[Records excerpted from a collection]

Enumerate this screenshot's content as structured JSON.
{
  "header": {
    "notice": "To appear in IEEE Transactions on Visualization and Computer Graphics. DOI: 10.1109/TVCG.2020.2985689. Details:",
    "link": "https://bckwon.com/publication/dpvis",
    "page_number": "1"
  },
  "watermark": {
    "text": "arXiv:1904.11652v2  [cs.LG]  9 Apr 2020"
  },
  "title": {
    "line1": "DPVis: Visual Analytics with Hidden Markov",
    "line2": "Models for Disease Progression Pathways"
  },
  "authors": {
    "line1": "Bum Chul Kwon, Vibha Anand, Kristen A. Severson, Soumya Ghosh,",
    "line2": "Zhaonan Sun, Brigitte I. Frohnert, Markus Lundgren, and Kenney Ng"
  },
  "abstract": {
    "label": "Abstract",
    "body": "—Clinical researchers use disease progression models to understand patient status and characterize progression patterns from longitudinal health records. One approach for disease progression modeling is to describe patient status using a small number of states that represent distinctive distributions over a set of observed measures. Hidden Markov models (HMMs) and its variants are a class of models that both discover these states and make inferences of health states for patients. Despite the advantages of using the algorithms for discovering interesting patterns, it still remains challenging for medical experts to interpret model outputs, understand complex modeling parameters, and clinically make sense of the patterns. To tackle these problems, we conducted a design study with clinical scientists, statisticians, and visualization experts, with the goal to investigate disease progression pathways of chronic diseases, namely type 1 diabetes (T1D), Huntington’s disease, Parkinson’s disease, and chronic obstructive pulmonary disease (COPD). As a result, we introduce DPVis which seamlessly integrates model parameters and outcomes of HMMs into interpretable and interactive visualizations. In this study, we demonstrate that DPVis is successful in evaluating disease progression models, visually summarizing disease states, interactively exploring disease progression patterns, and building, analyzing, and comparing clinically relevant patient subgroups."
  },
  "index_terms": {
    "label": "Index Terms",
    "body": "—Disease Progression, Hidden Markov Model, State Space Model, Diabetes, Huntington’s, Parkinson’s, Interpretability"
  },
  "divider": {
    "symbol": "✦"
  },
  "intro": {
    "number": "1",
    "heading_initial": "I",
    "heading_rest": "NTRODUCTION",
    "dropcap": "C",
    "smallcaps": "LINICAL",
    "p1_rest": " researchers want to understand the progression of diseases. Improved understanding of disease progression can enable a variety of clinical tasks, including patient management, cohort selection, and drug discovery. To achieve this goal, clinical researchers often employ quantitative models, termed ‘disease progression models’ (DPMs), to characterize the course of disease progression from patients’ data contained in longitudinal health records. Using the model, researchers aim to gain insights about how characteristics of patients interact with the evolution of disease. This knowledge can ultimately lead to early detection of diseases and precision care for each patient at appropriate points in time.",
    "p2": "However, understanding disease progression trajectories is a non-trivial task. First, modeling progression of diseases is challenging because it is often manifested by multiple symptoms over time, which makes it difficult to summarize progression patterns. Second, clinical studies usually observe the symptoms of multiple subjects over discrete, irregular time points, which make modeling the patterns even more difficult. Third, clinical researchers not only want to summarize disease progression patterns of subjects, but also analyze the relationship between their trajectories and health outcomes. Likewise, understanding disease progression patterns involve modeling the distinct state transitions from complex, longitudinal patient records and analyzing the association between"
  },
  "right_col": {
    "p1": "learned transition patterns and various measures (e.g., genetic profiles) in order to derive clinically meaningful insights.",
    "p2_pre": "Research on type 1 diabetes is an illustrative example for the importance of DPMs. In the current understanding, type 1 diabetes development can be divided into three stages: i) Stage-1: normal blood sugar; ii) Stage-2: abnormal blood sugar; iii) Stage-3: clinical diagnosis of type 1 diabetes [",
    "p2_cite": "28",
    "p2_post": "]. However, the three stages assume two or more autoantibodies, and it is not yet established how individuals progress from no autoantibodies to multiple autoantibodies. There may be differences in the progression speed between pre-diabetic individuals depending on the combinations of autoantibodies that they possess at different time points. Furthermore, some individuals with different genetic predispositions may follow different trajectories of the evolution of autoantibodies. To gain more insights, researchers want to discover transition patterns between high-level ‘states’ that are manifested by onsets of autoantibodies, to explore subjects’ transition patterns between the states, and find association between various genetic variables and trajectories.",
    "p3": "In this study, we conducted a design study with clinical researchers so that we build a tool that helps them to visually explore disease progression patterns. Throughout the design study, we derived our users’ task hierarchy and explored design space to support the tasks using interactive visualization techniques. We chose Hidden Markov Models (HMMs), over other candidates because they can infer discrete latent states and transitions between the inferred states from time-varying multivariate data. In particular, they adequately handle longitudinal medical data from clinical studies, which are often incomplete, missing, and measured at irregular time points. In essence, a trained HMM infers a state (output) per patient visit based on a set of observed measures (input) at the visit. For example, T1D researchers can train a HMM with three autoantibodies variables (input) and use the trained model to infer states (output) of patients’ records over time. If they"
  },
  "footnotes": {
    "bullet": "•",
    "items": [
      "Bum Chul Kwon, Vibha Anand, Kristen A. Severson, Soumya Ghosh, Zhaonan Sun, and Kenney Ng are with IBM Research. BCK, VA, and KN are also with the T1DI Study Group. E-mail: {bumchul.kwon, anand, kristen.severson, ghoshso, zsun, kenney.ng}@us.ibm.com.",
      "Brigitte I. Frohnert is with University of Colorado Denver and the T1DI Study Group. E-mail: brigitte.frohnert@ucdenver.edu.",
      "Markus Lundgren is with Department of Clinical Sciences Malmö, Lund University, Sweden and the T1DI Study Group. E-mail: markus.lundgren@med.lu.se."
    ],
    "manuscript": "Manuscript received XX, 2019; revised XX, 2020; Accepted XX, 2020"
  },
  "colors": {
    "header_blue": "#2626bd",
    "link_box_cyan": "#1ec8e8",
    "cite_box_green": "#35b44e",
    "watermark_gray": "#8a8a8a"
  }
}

▶ How to complete this task:
Go through the records and output them all, word for word.

▶ Exercise result:
Enumerate this screenshot's content as structured JSON.
{
  "header": {
    "notice": "To appear in IEEE Transactions on Visualization and Computer Graphics. DOI: 10.1109/TVCG.2020.2985689. Details:",
    "link": "https://bckwon.com/publication/dpvis",
    "page_number": "1"
  },
  "watermark": {
    "text": "arXiv:1904.11652v2  [cs.LG]  9 Apr 2020"
  },
  "title": {
    "line1": "DPVis: Visual Analytics with Hidden Markov",
    "line2": "Models for Disease Progression Pathways"
  },
  "authors": {
    "line1": "Bum Chul Kwon, Vibha Anand, Kristen A. Severson, Soumya Ghosh,",
    "line2": "Zhaonan Sun, Brigitte I. Frohnert, Markus Lundgren, and Kenney Ng"
  },
  "abstract": {
    "label": "Abstract",
    "body": "—Clinical researchers use disease progression models to understand patient status and characterize progression patterns from longitudinal health records. One approach for disease progression modeling is to describe patient status using a small number of states that represent distinctive distributions over a set of observed measures. Hidden Markov models (HMMs) and its variants are a class of models that both discover these states and make inferences of health states for patients. Despite the advantages of using the algorithms for discovering interesting patterns, it still remains challenging for medical experts to interpret model outputs, understand complex modeling parameters, and clinically make sense of the patterns. To tackle these problems, we conducted a design study with clinical scientists, statisticians, and visualization experts, with the goal to investigate disease progression pathways of chronic diseases, namely type 1 diabetes (T1D), Huntington’s disease, Parkinson’s disease, and chronic obstructive pulmonary disease (COPD). As a result, we introduce DPVis which seamlessly integrates model parameters and outcomes of HMMs into interpretable and interactive visualizations. In this study, we demonstrate that DPVis is successful in evaluating disease progression models, visually summarizing disease states, interactively exploring disease progression patterns, and building, analyzing, and comparing clinically relevant patient subgroups."
  },
  "index_terms": {
    "label": "Index Terms",
    "body": "—Disease Progression, Hidden Markov Model, State Space Model, Diabetes, Huntington’s, Parkinson’s, Interpretability"
  },
  "divider": {
    "symbol": "✦"
  },
  "intro": {
    "number": "1",
    "heading_initial": "I",
    "heading_rest": "NTRODUCTION",
    "dropcap": "C",
    "smallcaps": "LINICAL",
    "p1_rest": " researchers want to understand the progression of diseases. Improved understanding of disease progression can enable a variety of clinical tasks, including patient management, cohort selection, and drug discovery. To achieve this goal, clinical researchers often employ quantitative models, termed ‘disease progression models’ (DPMs), to characterize the course of disease progression from patients’ data contained in longitudinal health records. Using the model, researchers aim to gain insights about how characteristics of patients interact with the evolution of disease. This knowledge can ultimately lead to early detection of diseases and precision care for each patient at appropriate points in time.",
    "p2": "However, understanding disease progression trajectories is a non-trivial task. First, modeling progression of diseases is challenging because it is often manifested by multiple symptoms over time, which makes it difficult to summarize progression patterns. Second, clinical studies usually observe the symptoms of multiple subjects over discrete, irregular time points, which make modeling the patterns even more difficult. Third, clinical researchers not only want to summarize disease progression patterns of subjects, but also analyze the relationship between their trajectories and health outcomes. Likewise, understanding disease progression patterns involve modeling the distinct state transitions from complex, longitudinal patient records and analyzing the association between"
  },
  "right_col": {
    "p1": "learned transition patterns and various measures (e.g., genetic profiles) in order to derive clinically meaningful insights.",
    "p2_pre": "Research on type 1 diabetes is an illustrative example for the importance of DPMs. In the current understanding, type 1 diabetes development can be divided into three stages: i) Stage-1: normal blood sugar; ii) Stage-2: abnormal blood sugar; iii) Stage-3: clinical diagnosis of type 1 diabetes [",
    "p2_cite": "28",
    "p2_post": "]. However, the three stages assume two or more autoantibodies, and it is not yet established how individuals progress from no autoantibodies to multiple autoantibodies. There may be differences in the progression speed between pre-diabetic individuals depending on the combinations of autoantibodies that they possess at different time points. Furthermore, some individuals with different genetic predispositions may follow different trajectories of the evolution of autoantibodies. To gain more insights, researchers want to discover transition patterns between high-level ‘states’ that are manifested by onsets of autoantibodies, to explore subjects’ transition patterns between the states, and find association between various genetic variables and trajectories.",
    "p3": "In this study, we conducted a design study with clinical researchers so that we build a tool that helps them to visually explore disease progression patterns. Throughout the design study, we derived our users’ task hierarchy and explored design space to support the tasks using interactive visualization techniques. We chose Hidden Markov Models (HMMs), over other candidates because they can infer discrete latent states and transitions between the inferred states from time-varying multivariate data. In particular, they adequately handle longitudinal medical data from clinical studies, which are often incomplete, missing, and measured at irregular time points. In essence, a trained HMM infers a state (output) per patient visit based on a set of observed measures (input) at the visit. For example, T1D researchers can train a HMM with three autoantibodies variables (input) and use the trained model to infer states (output) of patients’ records over time. If they"
  },
  "footnotes": {
    "bullet": "•",
    "items": [
      "Bum Chul Kwon, Vibha Anand, Kristen A. Severson, Soumya Ghosh, Zhaonan Sun, and Kenney Ng are with IBM Research. BCK, VA, and KN are also with the T1DI Study Group. E-mail: {bumchul.kwon, anand, kristen.severson, ghoshso, zsun, kenney.ng}@us.ibm.com.",
      "Brigitte I. Frohnert is with University of Colorado Denver and the T1DI Study Group. E-mail: brigitte.frohnert@ucdenver.edu.",
      "Markus Lundgren is with Department of Clinical Sciences Malmö, Lund University, Sweden and the T1DI Study Group. E-mail: markus.lundgren@med.lu.se."
    ],
    "manuscript": "Manuscript received XX, 2019; revised XX, 2020; Accepted XX, 2020"
  },
  "colors": {
    "header_blue": "#2626bd",
    "link_box_cyan": "#1ec8e8",
    "cite_box_green": "#35b44e",
    "watermark_gray": "#8a8a8a"
  }
}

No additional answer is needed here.